AIM OF THE TASK >> Extract each line of the material that follows exactly and omit its pictures.

MATERIAL FOR THE TASK >>

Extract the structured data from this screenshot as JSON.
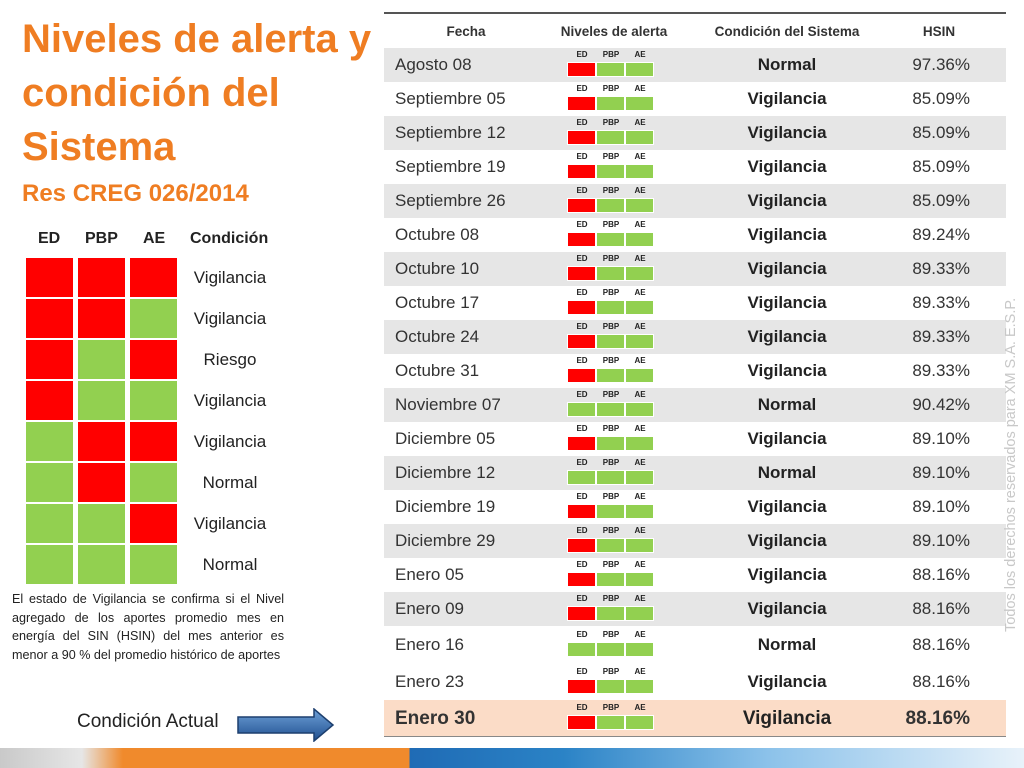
{
  "title": "Niveles de alerta y condición del Sistema",
  "subtitle": "Res CREG 026/2014",
  "colors": {
    "red": "#ff0000",
    "green": "#92d050",
    "accent": "#ef7d22",
    "shade": "#e6e6e6",
    "current": "#fbdcc7"
  },
  "legend": {
    "headers": [
      "ED",
      "PBP",
      "AE",
      "Condición"
    ],
    "rows": [
      {
        "ed": "red",
        "pbp": "red",
        "ae": "red",
        "condition": "Vigilancia"
      },
      {
        "ed": "red",
        "pbp": "red",
        "ae": "green",
        "condition": "Vigilancia"
      },
      {
        "ed": "red",
        "pbp": "green",
        "ae": "red",
        "condition": "Riesgo"
      },
      {
        "ed": "red",
        "pbp": "green",
        "ae": "green",
        "condition": "Vigilancia"
      },
      {
        "ed": "green",
        "pbp": "red",
        "ae": "red",
        "condition": "Vigilancia"
      },
      {
        "ed": "green",
        "pbp": "red",
        "ae": "green",
        "condition": "Normal"
      },
      {
        "ed": "green",
        "pbp": "green",
        "ae": "red",
        "condition": "Vigilancia"
      },
      {
        "ed": "green",
        "pbp": "green",
        "ae": "green",
        "condition": "Normal"
      }
    ]
  },
  "note": "El estado de Vigilancia se confirma si el Nivel agregado de los aportes promedio mes en energía del SIN (HSIN) del mes anterior es menor a  90 % del promedio histórico de aportes",
  "current_label": "Condición Actual",
  "table": {
    "headers": {
      "date": "Fecha",
      "levels": "Niveles de alerta",
      "condition": "Condición del Sistema",
      "hsin": "HSIN"
    },
    "mini_labels": [
      "ED",
      "PBP",
      "AE"
    ],
    "rows": [
      {
        "date": "Agosto 08",
        "ed": "red",
        "pbp": "green",
        "ae": "green",
        "condition": "Normal",
        "hsin": "97.36%"
      },
      {
        "date": "Septiembre 05",
        "ed": "red",
        "pbp": "green",
        "ae": "green",
        "condition": "Vigilancia",
        "hsin": "85.09%"
      },
      {
        "date": "Septiembre 12",
        "ed": "red",
        "pbp": "green",
        "ae": "green",
        "condition": "Vigilancia",
        "hsin": "85.09%"
      },
      {
        "date": "Septiembre 19",
        "ed": "red",
        "pbp": "green",
        "ae": "green",
        "condition": "Vigilancia",
        "hsin": "85.09%"
      },
      {
        "date": "Septiembre 26",
        "ed": "red",
        "pbp": "green",
        "ae": "green",
        "condition": "Vigilancia",
        "hsin": "85.09%"
      },
      {
        "date": "Octubre 08",
        "ed": "red",
        "pbp": "green",
        "ae": "green",
        "condition": "Vigilancia",
        "hsin": "89.24%"
      },
      {
        "date": "Octubre 10",
        "ed": "red",
        "pbp": "green",
        "ae": "green",
        "condition": "Vigilancia",
        "hsin": "89.33%"
      },
      {
        "date": "Octubre 17",
        "ed": "red",
        "pbp": "green",
        "ae": "green",
        "condition": "Vigilancia",
        "hsin": "89.33%"
      },
      {
        "date": "Octubre 24",
        "ed": "red",
        "pbp": "green",
        "ae": "green",
        "condition": "Vigilancia",
        "hsin": "89.33%"
      },
      {
        "date": "Octubre 31",
        "ed": "red",
        "pbp": "green",
        "ae": "green",
        "condition": "Vigilancia",
        "hsin": "89.33%"
      },
      {
        "date": "Noviembre 07",
        "ed": "green",
        "pbp": "green",
        "ae": "green",
        "condition": "Normal",
        "hsin": "90.42%"
      },
      {
        "date": "Diciembre 05",
        "ed": "red",
        "pbp": "green",
        "ae": "green",
        "condition": "Vigilancia",
        "hsin": "89.10%"
      },
      {
        "date": "Diciembre 12",
        "ed": "green",
        "pbp": "green",
        "ae": "green",
        "condition": "Normal",
        "hsin": "89.10%"
      },
      {
        "date": "Diciembre 19",
        "ed": "red",
        "pbp": "green",
        "ae": "green",
        "condition": "Vigilancia",
        "hsin": "89.10%"
      },
      {
        "date": "Diciembre 29",
        "ed": "red",
        "pbp": "green",
        "ae": "green",
        "condition": "Vigilancia",
        "hsin": "89.10%"
      },
      {
        "date": "Enero 05",
        "ed": "red",
        "pbp": "green",
        "ae": "green",
        "condition": "Vigilancia",
        "hsin": "88.16%"
      },
      {
        "date": "Enero 09",
        "ed": "red",
        "pbp": "green",
        "ae": "green",
        "condition": "Vigilancia",
        "hsin": "88.16%"
      },
      {
        "date": "Enero 16",
        "ed": "green",
        "pbp": "green",
        "ae": "green",
        "condition": "Normal",
        "hsin": "88.16%"
      },
      {
        "date": "Enero 23",
        "ed": "red",
        "pbp": "green",
        "ae": "green",
        "condition": "Vigilancia",
        "hsin": "88.16%"
      },
      {
        "date": "Enero 30",
        "ed": "red",
        "pbp": "green",
        "ae": "green",
        "condition": "Vigilancia",
        "hsin": "88.16%"
      }
    ]
  },
  "watermark": "Todos los derechos reservados para XM S.A. E.S.P."
}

REPLY TO THE EXERCISE >>
Extract the structured data from this screenshot as JSON.
{
  "title": "Niveles de alerta y condición del Sistema",
  "subtitle": "Res CREG 026/2014",
  "colors": {
    "red": "#ff0000",
    "green": "#92d050",
    "accent": "#ef7d22",
    "shade": "#e6e6e6",
    "current": "#fbdcc7"
  },
  "legend": {
    "headers": [
      "ED",
      "PBP",
      "AE",
      "Condición"
    ],
    "rows": [
      {
        "ed": "red",
        "pbp": "red",
        "ae": "red",
        "condition": "Vigilancia"
      },
      {
        "ed": "red",
        "pbp": "red",
        "ae": "green",
        "condition": "Vigilancia"
      },
      {
        "ed": "red",
        "pbp": "green",
        "ae": "red",
        "condition": "Riesgo"
      },
      {
        "ed": "red",
        "pbp": "green",
        "ae": "green",
        "condition": "Vigilancia"
      },
      {
        "ed": "green",
        "pbp": "red",
        "ae": "red",
        "condition": "Vigilancia"
      },
      {
        "ed": "green",
        "pbp": "red",
        "ae": "green",
        "condition": "Normal"
      },
      {
        "ed": "green",
        "pbp": "green",
        "ae": "red",
        "condition": "Vigilancia"
      },
      {
        "ed": "green",
        "pbp": "green",
        "ae": "green",
        "condition": "Normal"
      }
    ]
  },
  "note": "El estado de Vigilancia se confirma si el Nivel agregado de los aportes promedio mes en energía del SIN (HSIN) del mes anterior es menor a  90 % del promedio histórico de aportes",
  "current_label": "Condición Actual",
  "table": {
    "headers": {
      "date": "Fecha",
      "levels": "Niveles de alerta",
      "condition": "Condición del Sistema",
      "hsin": "HSIN"
    },
    "mini_labels": [
      "ED",
      "PBP",
      "AE"
    ],
    "rows": [
      {
        "date": "Agosto 08",
        "ed": "red",
        "pbp": "green",
        "ae": "green",
        "condition": "Normal",
        "hsin": "97.36%"
      },
      {
        "date": "Septiembre 05",
        "ed": "red",
        "pbp": "green",
        "ae": "green",
        "condition": "Vigilancia",
        "hsin": "85.09%"
      },
      {
        "date": "Septiembre 12",
        "ed": "red",
        "pbp": "green",
        "ae": "green",
        "condition": "Vigilancia",
        "hsin": "85.09%"
      },
      {
        "date": "Septiembre 19",
        "ed": "red",
        "pbp": "green",
        "ae": "green",
        "condition": "Vigilancia",
        "hsin": "85.09%"
      },
      {
        "date": "Septiembre 26",
        "ed": "red",
        "pbp": "green",
        "ae": "green",
        "condition": "Vigilancia",
        "hsin": "85.09%"
      },
      {
        "date": "Octubre 08",
        "ed": "red",
        "pbp": "green",
        "ae": "green",
        "condition": "Vigilancia",
        "hsin": "89.24%"
      },
      {
        "date": "Octubre 10",
        "ed": "red",
        "pbp": "green",
        "ae": "green",
        "condition": "Vigilancia",
        "hsin": "89.33%"
      },
      {
        "date": "Octubre 17",
        "ed": "red",
        "pbp": "green",
        "ae": "green",
        "condition": "Vigilancia",
        "hsin": "89.33%"
      },
      {
        "date": "Octubre 24",
        "ed": "red",
        "pbp": "green",
        "ae": "green",
        "condition": "Vigilancia",
        "hsin": "89.33%"
      },
      {
        "date": "Octubre 31",
        "ed": "red",
        "pbp": "green",
        "ae": "green",
        "condition": "Vigilancia",
        "hsin": "89.33%"
      },
      {
        "date": "Noviembre 07",
        "ed": "green",
        "pbp": "green",
        "ae": "green",
        "condition": "Normal",
        "hsin": "90.42%"
      },
      {
        "date": "Diciembre 05",
        "ed": "red",
        "pbp": "green",
        "ae": "green",
        "condition": "Vigilancia",
        "hsin": "89.10%"
      },
      {
        "date": "Diciembre 12",
        "ed": "green",
        "pbp": "green",
        "ae": "green",
        "condition": "Normal",
        "hsin": "89.10%"
      },
      {
        "date": "Diciembre 19",
        "ed": "red",
        "pbp": "green",
        "ae": "green",
        "condition": "Vigilancia",
        "hsin": "89.10%"
      },
      {
        "date": "Diciembre 29",
        "ed": "red",
        "pbp": "green",
        "ae": "green",
        "condition": "Vigilancia",
        "hsin": "89.10%"
      },
      {
        "date": "Enero 05",
        "ed": "red",
        "pbp": "green",
        "ae": "green",
        "condition": "Vigilancia",
        "hsin": "88.16%"
      },
      {
        "date": "Enero 09",
        "ed": "red",
        "pbp": "green",
        "ae": "green",
        "condition": "Vigilancia",
        "hsin": "88.16%"
      },
      {
        "date": "Enero 16",
        "ed": "green",
        "pbp": "green",
        "ae": "green",
        "condition": "Normal",
        "hsin": "88.16%"
      },
      {
        "date": "Enero 23",
        "ed": "red",
        "pbp": "green",
        "ae": "green",
        "condition": "Vigilancia",
        "hsin": "88.16%"
      },
      {
        "date": "Enero 30",
        "ed": "red",
        "pbp": "green",
        "ae": "green",
        "condition": "Vigilancia",
        "hsin": "88.16%"
      }
    ]
  },
  "watermark": "Todos los derechos reservados para XM S.A. E.S.P."
}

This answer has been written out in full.